DB的Backbone用于提取图像的多尺度特征,如下代码所示,假设输入的形状为[640, 640],backbone网络的输出有四个特征,其形状分别是 [1, 16, 160, 160],[1, 24, 80, 80], [1, 56, 40, 40],[1, 480, 20, 20]。 这些特征将输入给特征金字塔FPN网络进一步的增强特征。

import paddle 
from ppocr.modeling.backbones.det_mobilenet_v3 import MobileNetV3

fake_inputs = paddle.randn([1, 3, 640, 640], dtype="float32")

# 1. 声明Backbone
model_backbone = MobileNetV3()
model_backbone.eval()

# 2. 执行预测
outs = model_backbone(fake_inputs)

# 3. 打印网络结构
# print(model_backbone)

# 4. 打印输出特征形状
for idx, out in enumerate(outs):
    print("The index is ", idx, "and the shape of output is ", out.shape)

FPN网络

特征金字塔结构FPN是一种卷积网络来高效提取图片中各维度特征的常用方法。
FPN网络的输入为Backbone部分的输出,输出特征图的高度和宽度为原图的四分之一。假设输入图像的形状为[1, 3, 640, 640],FPN输出特征的高度和宽度为[160, 160]

 import paddle
from paddle import nn
import paddle.nn.functional as F
from paddle import ParamAttr

class DBFPN(nn.Layer):
    def __init__(self, in_channels, out_channels, **kwargs):
        super(DBFPN, self).__init__()
        self.out_channels = out_channels

        # DBFPN详细实现参考: https://github.com/PaddlePaddle/PaddleOCRblob/release%2F2.4/ppocr/modeling/necks/db_fpn.py

    def forward(self, x):
        c2, c3, c4, c5 = x

        in5 = self.in5_conv(c5)
        in4 = self.in4_conv(c4)
        in3 = self.in3_conv(c3)
        in2 = self.in2_conv(c2)

        # 特征上采样
        out4 = in4 + F.upsample(
            in5, scale_factor=2, mode="nearest", align_mode=1)  # 1/16
        out3 = in3 + F.upsample(
            out4, scale_factor=2, mode="nearest", align_mode=1)  # 1/8
        out2 = in2 + F.upsample(
            out3, scale_factor=2, mode="nearest", align_mode=1)  # 1/4

        p5 = self.p5_conv(in5)
        p4 = self.p4_conv(out4)
        p3 = self.p3_conv(out3)
        p2 = self.p2_conv(out2)

        # 特征上采样
        p5 = F.upsample(p5, scale_factor=8, mode="nearest", align_mode=1)
        p4 = F.upsample(p4, scale_factor=4, mode="nearest", align_mode=1)
        p3 = F.upsample(p3, scale_factor=2, mode="nearest", align_mode=1)

        fuse = paddle.concat([p5, p4, p3, p2], axis=1)
        return fuse

Head网络

计算文本区域概率图,文本区域阈值图以及文本区域二值图。
DB Head网络会在FPN特征的基础上作上采样,将FPN特征由原图的四分之一大小映射到原图大小。


import math
import paddle
from paddle import nn
import paddle.nn.functional as F
from paddle import ParamAttr

class DBHead(nn.Layer):
    """

> [数据记录]
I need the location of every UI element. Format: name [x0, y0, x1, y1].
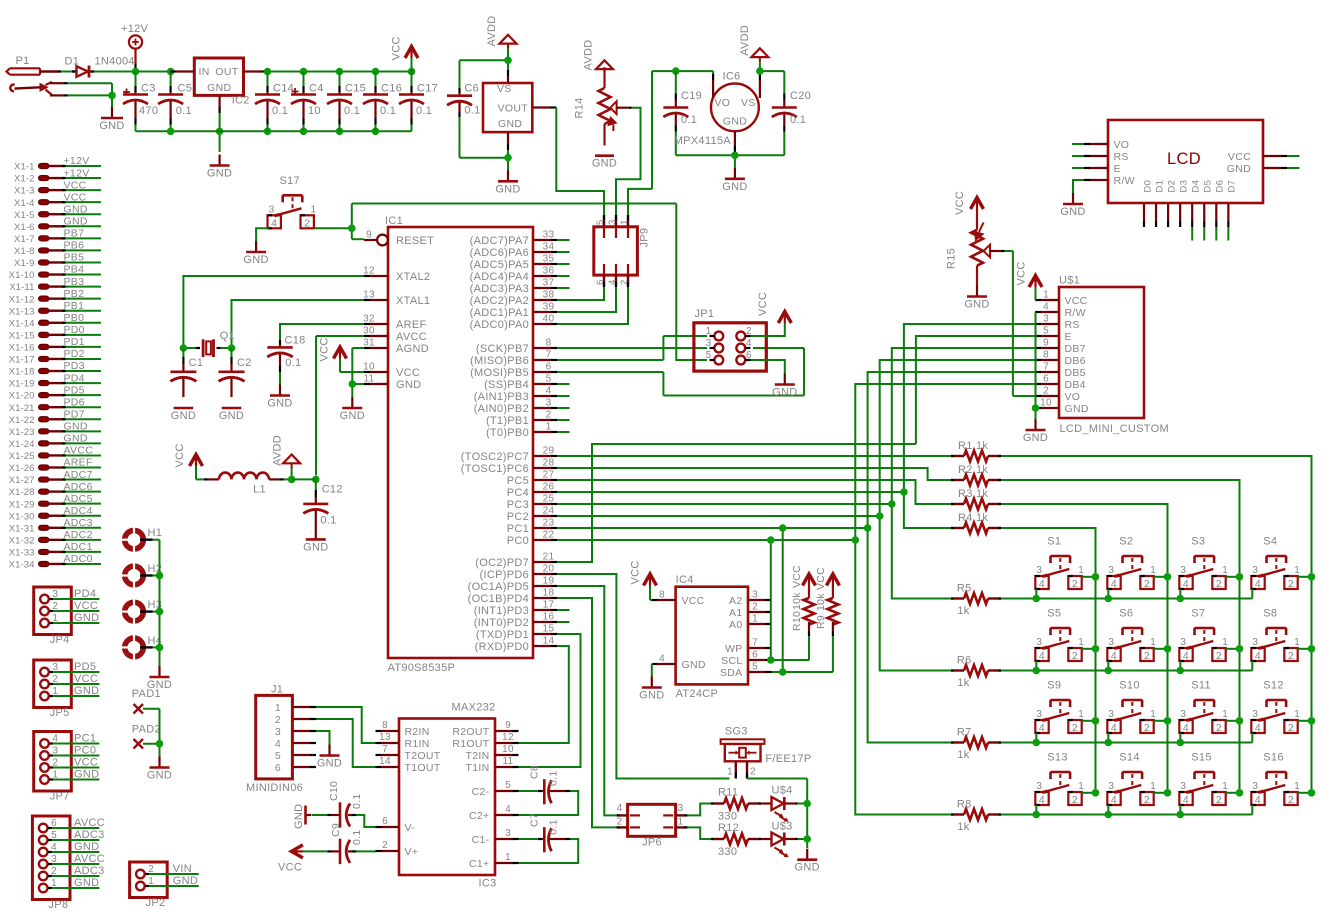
svg-text:OUT: OUT: [215, 66, 238, 78]
IC1 pin 31 AGND: [363, 338, 429, 356]
svg-text:AGND: AGND: [396, 343, 429, 355]
svg-text:A0: A0: [729, 619, 742, 631]
svg-text:PD6: PD6: [64, 396, 85, 408]
svg-text:VCC: VCC: [1228, 151, 1251, 163]
mounting hole H4: [121, 634, 163, 661]
svg-text:R3 1k: R3 1k: [958, 488, 988, 500]
wire PAD1 PAD2 to GND: [143, 709, 160, 757]
svg-text:22: 22: [543, 530, 555, 541]
svg-text:+12V: +12V: [64, 167, 90, 179]
svg-text:29: 29: [543, 446, 555, 457]
svg-text:4: 4: [1183, 650, 1189, 662]
svg-text:1: 1: [311, 204, 317, 215]
svg-text:PB1: PB1: [64, 300, 85, 312]
svg-text:D1: D1: [65, 56, 80, 68]
svg-text:0.1: 0.1: [351, 794, 363, 810]
svg-text:GND: GND: [1227, 163, 1251, 175]
switch S2: [1107, 536, 1156, 590]
capacitor C5 0.1: [158, 72, 192, 132]
svg-text:DB5: DB5: [1065, 367, 1086, 379]
svg-text:X1-4: X1-4: [14, 198, 34, 209]
svg-text:X1-15: X1-15: [9, 330, 35, 341]
junction: [108, 92, 116, 100]
svg-text:1: 1: [1150, 565, 1156, 576]
junction: [348, 225, 356, 233]
svg-text:8: 8: [659, 590, 665, 601]
svg-text:V-: V-: [405, 822, 416, 834]
svg-text:R11: R11: [718, 787, 738, 799]
svg-text:S7: S7: [1191, 608, 1205, 620]
IC1 pin 33 (ADC7)PA7: [470, 230, 557, 248]
wire AVDD to VS: [460, 60, 509, 70]
junction: [1033, 667, 1041, 675]
svg-text:23: 23: [543, 518, 555, 529]
svg-text:3: 3: [1108, 565, 1114, 576]
ground GND (C2): [219, 408, 244, 422]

> [任务要求]
1. 根据选段,输入图像形状为[1, 3, 640, 640]时,FPN输出特征的高度和宽度是多少?
2. 请原样引用记录中从含有“svg-text:OUT: OUT: [215, 66, 238, 78]”的那一行起、到含有“svg-text:22: 22: [543, 530, 555, 541]”的那一行止的部分,首尾两行都包括在内。
选段和记录出自不同的来源。

> [逐题结果]
1. [160, 160]

2.
svg-text:OUT: OUT: [215, 66, 238, 78]
IC1 pin 31 AGND: [363, 338, 429, 356]
svg-text:AGND: AGND: [396, 343, 429, 355]
svg-text:A0: A0: [729, 619, 742, 631]
svg-text:PD6: PD6: [64, 396, 85, 408]
svg-text:VCC: VCC: [1228, 151, 1251, 163]
mounting hole H4: [121, 634, 163, 661]
svg-text:R3 1k: R3 1k: [958, 488, 988, 500]
wire PAD1 PAD2 to GND: [143, 709, 160, 757]
svg-text:22: 22: [543, 530, 555, 541]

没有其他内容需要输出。